** Exercise brief **
Return the entries below verbatim. Pictures stay out.

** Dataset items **
....
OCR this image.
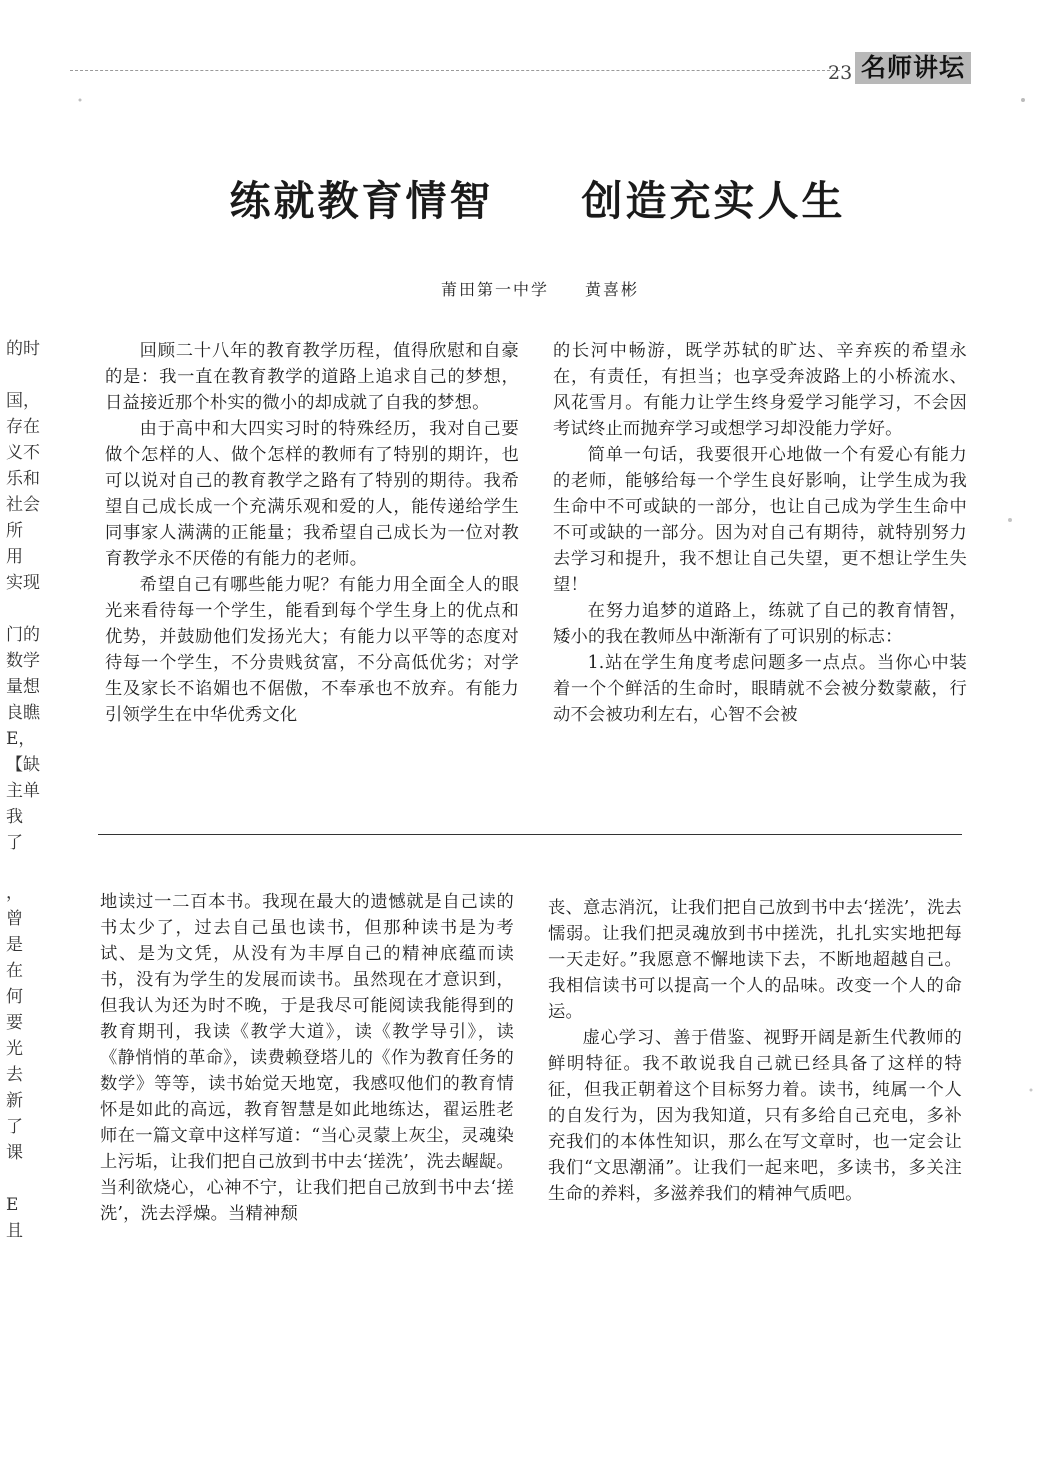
23 名师讲坛
练就教育情智　　创造充实人生
莆田第一中学　　黄喜彬
的时
国，
存在
义不
乐和
社会
所
用
实现
门的
数学
量想
良瞧
E，
【缺
主单
我
了
，
曾
是
在
何
要
光
去
新
了
课
E
且

回顾二十八年的教育教学历程，值得欣慰和自豪的是：我一直在教育教学的道路上追求自己的梦想，日益接近那个朴实的微小的却成就了自我的梦想。

由于高中和大四实习时的特殊经历，我对自己要做个怎样的人、做个怎样的教师有了特别的期许，也可以说对自己的教育教学之路有了特别的期待。我希望自己成长成一个充满乐观和爱的人，能传递给学生同事家人满满的正能量；我希望自己成长为一位对教育教学永不厌倦的有能力的老师。

希望自己有哪些能力呢？有能力用全面全人的眼光来看待每一个学生，能看到每个学生身上的优点和优势，并鼓励他们发扬光大；有能力以平等的态度对待每一个学生，不分贵贱贫富，不分高低优劣；对学生及家长不谄媚也不倨傲，不奉承也不放弃。有能力引领学生在中华优秀文化

的长河中畅游，既学苏轼的旷达、辛弃疾的希望永在，有责任，有担当；也享受奔波路上的小桥流水、风花雪月。有能力让学生终身爱学习能学习，不会因考试终止而抛弃学习或想学习却没能力学好。

简单一句话，我要很开心地做一个有爱心有能力的老师，能够给每一个学生良好影响，让学生成为我生命中不可或缺的一部分，也让自己成为学生生命中不可或缺的一部分。因为对自己有期待，就特别努力去学习和提升，我不想让自己失望，更不想让学生失望！

在努力追梦的道路上，练就了自己的教育情智，矮小的我在教师丛中渐渐有了可识别的标志：

1.站在学生角度考虑问题多一点点。当你心中装着一个个鲜活的生命时，眼睛就不会被分数蒙蔽，行动不会被功利左右，心智不会被

地读过一二百本书。我现在最大的遗憾就是自己读的书太少了，过去自己虽也读书，但那种读书是为考试、是为文凭，从没有为丰厚自己的精神底蕴而读书，没有为学生的发展而读书。虽然现在才意识到，但我认为还为时不晚，于是我尽可能阅读我能得到的教育期刊，我读《教学大道》，读《教学导引》，读《静悄悄的革命》，读费赖登塔儿的《作为教育任务的数学》等等，读书始觉天地宽，我感叹他们的教育情怀是如此的高远，教育智慧是如此地练达，翟运胜老师在一篇文章中这样写道：“当心灵蒙上灰尘，灵魂染上污垢，让我们把自己放到书中去‘搓洗’，洗去龌龊。当利欲烧心，心神不宁，让我们把自己放到书中去‘搓洗’，洗去浮燥。当精神颓

丧、意志消沉，让我们把自己放到书中去‘搓洗’，洗去懦弱。让我们把灵魂放到书中搓洗，扎扎实实地把每一天走好。”我愿意不懈地读下去，不断地超越自己。我相信读书可以提高一个人的品味。改变一个人的命运。

虚心学习、善于借鉴、视野开阔是新生代教师的鲜明特征。我不敢说我自己就已经具备了这样的特征，但我正朝着这个目标努力着。读书，纯属一个人的自发行为，因为我知道，只有多给自己充电，多补充我们的本体性知识，那么在写文章时，也一定会让我们“文思潮涌”。让我们一起来吧，多读书，多关注生命的养料，多滋养我们的精神气质吧。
....
** Reply to the task **
OCR this image.
23 名师讲坛
练就教育情智　　创造充实人生
莆田第一中学　　黄喜彬
的时
国，
存在
义不
乐和
社会
所
用
实现
门的
数学
量想
良瞧
E，
【缺
主单
我
了
，
曾
是
在
何
要
光
去
新
了
课
E
且

回顾二十八年的教育教学历程，值得欣慰和自豪的是：我一直在教育教学的道路上追求自己的梦想，日益接近那个朴实的微小的却成就了自我的梦想。

由于高中和大四实习时的特殊经历，我对自己要做个怎样的人、做个怎样的教师有了特别的期许，也可以说对自己的教育教学之路有了特别的期待。我希望自己成长成一个充满乐观和爱的人，能传递给学生同事家人满满的正能量；我希望自己成长为一位对教育教学永不厌倦的有能力的老师。

希望自己有哪些能力呢？有能力用全面全人的眼光来看待每一个学生，能看到每个学生身上的优点和优势，并鼓励他们发扬光大；有能力以平等的态度对待每一个学生，不分贵贱贫富，不分高低优劣；对学生及家长不谄媚也不倨傲，不奉承也不放弃。有能力引领学生在中华优秀文化

的长河中畅游，既学苏轼的旷达、辛弃疾的希望永在，有责任，有担当；也享受奔波路上的小桥流水、风花雪月。有能力让学生终身爱学习能学习，不会因考试终止而抛弃学习或想学习却没能力学好。

简单一句话，我要很开心地做一个有爱心有能力的老师，能够给每一个学生良好影响，让学生成为我生命中不可或缺的一部分，也让自己成为学生生命中不可或缺的一部分。因为对自己有期待，就特别努力去学习和提升，我不想让自己失望，更不想让学生失望！

在努力追梦的道路上，练就了自己的教育情智，矮小的我在教师丛中渐渐有了可识别的标志：

1.站在学生角度考虑问题多一点点。当你心中装着一个个鲜活的生命时，眼睛就不会被分数蒙蔽，行动不会被功利左右，心智不会被

地读过一二百本书。我现在最大的遗憾就是自己读的书太少了，过去自己虽也读书，但那种读书是为考试、是为文凭，从没有为丰厚自己的精神底蕴而读书，没有为学生的发展而读书。虽然现在才意识到，但我认为还为时不晚，于是我尽可能阅读我能得到的教育期刊，我读《教学大道》，读《教学导引》，读《静悄悄的革命》，读费赖登塔儿的《作为教育任务的数学》等等，读书始觉天地宽，我感叹他们的教育情怀是如此的高远，教育智慧是如此地练达，翟运胜老师在一篇文章中这样写道：“当心灵蒙上灰尘，灵魂染上污垢，让我们把自己放到书中去‘搓洗’，洗去龌龊。当利欲烧心，心神不宁，让我们把自己放到书中去‘搓洗’，洗去浮燥。当精神颓

丧、意志消沉，让我们把自己放到书中去‘搓洗’，洗去懦弱。让我们把灵魂放到书中搓洗，扎扎实实地把每一天走好。”我愿意不懈地读下去，不断地超越自己。我相信读书可以提高一个人的品味。改变一个人的命运。

虚心学习、善于借鉴、视野开阔是新生代教师的鲜明特征。我不敢说我自己就已经具备了这样的特征，但我正朝着这个目标努力着。读书，纯属一个人的自发行为，因为我知道，只有多给自己充电，多补充我们的本体性知识，那么在写文章时，也一定会让我们“文思潮涌”。让我们一起来吧，多读书，多关注生命的养料，多滋养我们的精神气质吧。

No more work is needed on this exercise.